* TASK PROMPT *
Write out all the material exactly. Leave nothing out.

* RECORDS PROVIDED *
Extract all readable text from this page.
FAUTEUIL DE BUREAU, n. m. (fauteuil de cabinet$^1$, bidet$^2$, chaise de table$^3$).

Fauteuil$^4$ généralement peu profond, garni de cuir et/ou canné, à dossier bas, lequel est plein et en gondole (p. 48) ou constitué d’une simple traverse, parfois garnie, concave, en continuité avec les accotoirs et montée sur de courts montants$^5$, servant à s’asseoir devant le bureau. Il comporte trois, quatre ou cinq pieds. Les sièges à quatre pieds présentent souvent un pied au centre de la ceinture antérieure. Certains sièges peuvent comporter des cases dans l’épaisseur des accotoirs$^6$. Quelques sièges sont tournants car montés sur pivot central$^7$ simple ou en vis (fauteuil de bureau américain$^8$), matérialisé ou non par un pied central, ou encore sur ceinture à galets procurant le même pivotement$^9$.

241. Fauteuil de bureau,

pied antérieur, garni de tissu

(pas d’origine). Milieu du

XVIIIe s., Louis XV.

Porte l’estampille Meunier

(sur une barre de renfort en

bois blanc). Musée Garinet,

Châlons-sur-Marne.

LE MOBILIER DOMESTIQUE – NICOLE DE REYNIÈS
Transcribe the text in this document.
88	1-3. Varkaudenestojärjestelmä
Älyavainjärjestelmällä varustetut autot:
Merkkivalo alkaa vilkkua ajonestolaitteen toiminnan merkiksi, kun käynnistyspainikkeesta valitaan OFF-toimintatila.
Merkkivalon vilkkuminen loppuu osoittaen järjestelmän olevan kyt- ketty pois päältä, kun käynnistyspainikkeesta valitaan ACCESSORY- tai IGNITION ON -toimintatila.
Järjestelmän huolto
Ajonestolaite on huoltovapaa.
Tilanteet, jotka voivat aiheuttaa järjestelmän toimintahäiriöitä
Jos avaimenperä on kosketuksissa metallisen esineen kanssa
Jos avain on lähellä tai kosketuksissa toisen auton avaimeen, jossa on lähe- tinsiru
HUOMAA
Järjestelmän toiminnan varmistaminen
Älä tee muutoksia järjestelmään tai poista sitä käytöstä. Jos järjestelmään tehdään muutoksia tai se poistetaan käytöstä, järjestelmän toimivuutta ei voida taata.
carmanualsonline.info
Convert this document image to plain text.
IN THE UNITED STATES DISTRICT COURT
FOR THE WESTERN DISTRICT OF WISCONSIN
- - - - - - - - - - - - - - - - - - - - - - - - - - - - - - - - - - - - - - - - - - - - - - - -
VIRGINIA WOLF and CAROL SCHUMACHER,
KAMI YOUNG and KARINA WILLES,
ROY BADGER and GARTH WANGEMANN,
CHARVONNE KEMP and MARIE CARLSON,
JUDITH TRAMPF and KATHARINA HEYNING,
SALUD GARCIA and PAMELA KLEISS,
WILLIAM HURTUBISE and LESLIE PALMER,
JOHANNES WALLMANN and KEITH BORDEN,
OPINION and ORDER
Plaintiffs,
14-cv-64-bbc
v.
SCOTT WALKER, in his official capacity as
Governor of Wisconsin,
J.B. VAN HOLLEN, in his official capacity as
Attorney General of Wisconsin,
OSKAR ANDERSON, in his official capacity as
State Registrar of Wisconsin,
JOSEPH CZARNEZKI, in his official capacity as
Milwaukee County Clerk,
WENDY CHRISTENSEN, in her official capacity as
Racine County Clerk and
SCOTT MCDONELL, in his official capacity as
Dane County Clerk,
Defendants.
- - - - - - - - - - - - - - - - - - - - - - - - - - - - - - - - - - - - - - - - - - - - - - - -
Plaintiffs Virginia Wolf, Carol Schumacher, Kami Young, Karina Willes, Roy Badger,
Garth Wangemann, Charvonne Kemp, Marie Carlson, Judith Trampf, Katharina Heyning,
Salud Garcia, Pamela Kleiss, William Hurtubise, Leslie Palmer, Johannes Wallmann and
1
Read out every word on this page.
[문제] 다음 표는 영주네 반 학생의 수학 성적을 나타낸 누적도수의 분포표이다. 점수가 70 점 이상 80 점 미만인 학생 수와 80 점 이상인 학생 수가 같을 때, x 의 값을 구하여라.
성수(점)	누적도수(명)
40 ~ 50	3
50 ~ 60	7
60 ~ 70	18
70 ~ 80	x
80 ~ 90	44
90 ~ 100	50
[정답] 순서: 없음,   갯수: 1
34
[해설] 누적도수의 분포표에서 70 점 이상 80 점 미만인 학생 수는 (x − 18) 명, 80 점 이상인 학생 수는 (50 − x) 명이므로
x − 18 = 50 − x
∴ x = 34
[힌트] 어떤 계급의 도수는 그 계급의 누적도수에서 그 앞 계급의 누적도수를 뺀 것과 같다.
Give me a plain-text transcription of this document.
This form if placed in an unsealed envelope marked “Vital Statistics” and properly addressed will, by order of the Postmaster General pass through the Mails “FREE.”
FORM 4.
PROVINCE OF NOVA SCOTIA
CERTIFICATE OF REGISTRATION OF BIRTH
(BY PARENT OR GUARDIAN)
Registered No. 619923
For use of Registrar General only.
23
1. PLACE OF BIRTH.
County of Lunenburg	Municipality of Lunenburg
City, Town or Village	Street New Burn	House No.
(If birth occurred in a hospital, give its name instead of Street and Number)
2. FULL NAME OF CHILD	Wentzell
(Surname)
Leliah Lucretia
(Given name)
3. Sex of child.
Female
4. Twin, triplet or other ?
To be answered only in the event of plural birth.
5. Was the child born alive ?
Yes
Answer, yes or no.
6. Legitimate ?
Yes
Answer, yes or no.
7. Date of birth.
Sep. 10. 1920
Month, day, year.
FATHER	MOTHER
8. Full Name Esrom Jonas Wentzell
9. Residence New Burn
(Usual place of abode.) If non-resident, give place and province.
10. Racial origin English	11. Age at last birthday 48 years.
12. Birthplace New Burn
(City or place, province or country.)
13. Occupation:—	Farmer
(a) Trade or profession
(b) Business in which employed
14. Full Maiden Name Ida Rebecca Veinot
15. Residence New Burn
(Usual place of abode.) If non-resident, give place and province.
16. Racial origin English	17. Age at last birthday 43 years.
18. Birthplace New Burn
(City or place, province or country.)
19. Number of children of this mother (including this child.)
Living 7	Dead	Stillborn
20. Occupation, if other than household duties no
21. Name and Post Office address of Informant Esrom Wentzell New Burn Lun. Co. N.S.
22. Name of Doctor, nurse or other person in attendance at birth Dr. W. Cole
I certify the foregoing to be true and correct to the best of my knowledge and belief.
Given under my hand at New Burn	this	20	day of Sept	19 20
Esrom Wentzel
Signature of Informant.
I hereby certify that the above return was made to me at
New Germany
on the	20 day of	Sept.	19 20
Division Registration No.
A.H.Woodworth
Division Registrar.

* CORRECT ANSWER *
Extract all readable text from this page.
FAUTEUIL DE BUREAU, n. m. (fauteuil de cabinet$^1$, bidet$^2$, chaise de table$^3$).

Fauteuil$^4$ généralement peu profond, garni de cuir et/ou canné, à dossier bas, lequel est plein et en gondole (p. 48) ou constitué d’une simple traverse, parfois garnie, concave, en continuité avec les accotoirs et montée sur de courts montants$^5$, servant à s’asseoir devant le bureau. Il comporte trois, quatre ou cinq pieds. Les sièges à quatre pieds présentent souvent un pied au centre de la ceinture antérieure. Certains sièges peuvent comporter des cases dans l’épaisseur des accotoirs$^6$. Quelques sièges sont tournants car montés sur pivot central$^7$ simple ou en vis (fauteuil de bureau américain$^8$), matérialisé ou non par un pied central, ou encore sur ceinture à galets procurant le même pivotement$^9$.

241. Fauteuil de bureau,

pied antérieur, garni de tissu

(pas d’origine). Milieu du

XVIIIe s., Louis XV.

Porte l’estampille Meunier

(sur une barre de renfort en

bois blanc). Musée Garinet,

Châlons-sur-Marne.

LE MOBILIER DOMESTIQUE – NICOLE DE REYNIÈS
Transcribe the text in this document.
88	1-3. Varkaudenestojärjestelmä
Älyavainjärjestelmällä varustetut autot:
Merkkivalo alkaa vilkkua ajonestolaitteen toiminnan merkiksi, kun käynnistyspainikkeesta valitaan OFF-toimintatila.
Merkkivalon vilkkuminen loppuu osoittaen järjestelmän olevan kyt- ketty pois päältä, kun käynnistyspainikkeesta valitaan ACCESSORY- tai IGNITION ON -toimintatila.
Järjestelmän huolto
Ajonestolaite on huoltovapaa.
Tilanteet, jotka voivat aiheuttaa järjestelmän toimintahäiriöitä
Jos avaimenperä on kosketuksissa metallisen esineen kanssa
Jos avain on lähellä tai kosketuksissa toisen auton avaimeen, jossa on lähe- tinsiru
HUOMAA
Järjestelmän toiminnan varmistaminen
Älä tee muutoksia järjestelmään tai poista sitä käytöstä. Jos järjestelmään tehdään muutoksia tai se poistetaan käytöstä, järjestelmän toimivuutta ei voida taata.
carmanualsonline.info
Convert this document image to plain text.
IN THE UNITED STATES DISTRICT COURT
FOR THE WESTERN DISTRICT OF WISCONSIN
- - - - - - - - - - - - - - - - - - - - - - - - - - - - - - - - - - - - - - - - - - - - - - - -
VIRGINIA WOLF and CAROL SCHUMACHER,
KAMI YOUNG and KARINA WILLES,
ROY BADGER and GARTH WANGEMANN,
CHARVONNE KEMP and MARIE CARLSON,
JUDITH TRAMPF and KATHARINA HEYNING,
SALUD GARCIA and PAMELA KLEISS,
WILLIAM HURTUBISE and LESLIE PALMER,
JOHANNES WALLMANN and KEITH BORDEN,
OPINION and ORDER
Plaintiffs,
14-cv-64-bbc
v.
SCOTT WALKER, in his official capacity as
Governor of Wisconsin,
J.B. VAN HOLLEN, in his official capacity as
Attorney General of Wisconsin,
OSKAR ANDERSON, in his official capacity as
State Registrar of Wisconsin,
JOSEPH CZARNEZKI, in his official capacity as
Milwaukee County Clerk,
WENDY CHRISTENSEN, in her official capacity as
Racine County Clerk and
SCOTT MCDONELL, in his official capacity as
Dane County Clerk,
Defendants.
- - - - - - - - - - - - - - - - - - - - - - - - - - - - - - - - - - - - - - - - - - - - - - - -
Plaintiffs Virginia Wolf, Carol Schumacher, Kami Young, Karina Willes, Roy Badger,
Garth Wangemann, Charvonne Kemp, Marie Carlson, Judith Trampf, Katharina Heyning,
Salud Garcia, Pamela Kleiss, William Hurtubise, Leslie Palmer, Johannes Wallmann and
1
Read out every word on this page.
[문제] 다음 표는 영주네 반 학생의 수학 성적을 나타낸 누적도수의 분포표이다. 점수가 70 점 이상 80 점 미만인 학생 수와 80 점 이상인 학생 수가 같을 때, x 의 값을 구하여라.
성수(점)	누적도수(명)
40 ~ 50	3
50 ~ 60	7
60 ~ 70	18
70 ~ 80	x
80 ~ 90	44
90 ~ 100	50
[정답] 순서: 없음,   갯수: 1
34
[해설] 누적도수의 분포표에서 70 점 이상 80 점 미만인 학생 수는 (x − 18) 명, 80 점 이상인 학생 수는 (50 − x) 명이므로
x − 18 = 50 − x
∴ x = 34
[힌트] 어떤 계급의 도수는 그 계급의 누적도수에서 그 앞 계급의 누적도수를 뺀 것과 같다.
Give me a plain-text transcription of this document.
This form if placed in an unsealed envelope marked “Vital Statistics” and properly addressed will, by order of the Postmaster General pass through the Mails “FREE.”
FORM 4.
PROVINCE OF NOVA SCOTIA
CERTIFICATE OF REGISTRATION OF BIRTH
(BY PARENT OR GUARDIAN)
Registered No. 619923
For use of Registrar General only.
23
1. PLACE OF BIRTH.
County of Lunenburg	Municipality of Lunenburg
City, Town or Village	Street New Burn	House No.
(If birth occurred in a hospital, give its name instead of Street and Number)
2. FULL NAME OF CHILD	Wentzell
(Surname)
Leliah Lucretia
(Given name)
3. Sex of child.
Female
4. Twin, triplet or other ?
To be answered only in the event of plural birth.
5. Was the child born alive ?
Yes
Answer, yes or no.
6. Legitimate ?
Yes
Answer, yes or no.
7. Date of birth.
Sep. 10. 1920
Month, day, year.
FATHER	MOTHER
8. Full Name Esrom Jonas Wentzell
9. Residence New Burn
(Usual place of abode.) If non-resident, give place and province.
10. Racial origin English	11. Age at last birthday 48 years.
12. Birthplace New Burn
(City or place, province or country.)
13. Occupation:—	Farmer
(a) Trade or profession
(b) Business in which employed
14. Full Maiden Name Ida Rebecca Veinot
15. Residence New Burn
(Usual place of abode.) If non-resident, give place and province.
16. Racial origin English	17. Age at last birthday 43 years.
18. Birthplace New Burn
(City or place, province or country.)
19. Number of children of this mother (including this child.)
Living 7	Dead	Stillborn
20. Occupation, if other than household duties no
21. Name and Post Office address of Informant Esrom Wentzell New Burn Lun. Co. N.S.
22. Name of Doctor, nurse or other person in attendance at birth Dr. W. Cole
I certify the foregoing to be true and correct to the best of my knowledge and belief.
Given under my hand at New Burn	this	20	day of Sept	19 20
Esrom Wentzel
Signature of Informant.
I hereby certify that the above return was made to me at
New Germany
on the	20 day of	Sept.	19 20
Division Registration No.
A.H.Woodworth
Division Registrar.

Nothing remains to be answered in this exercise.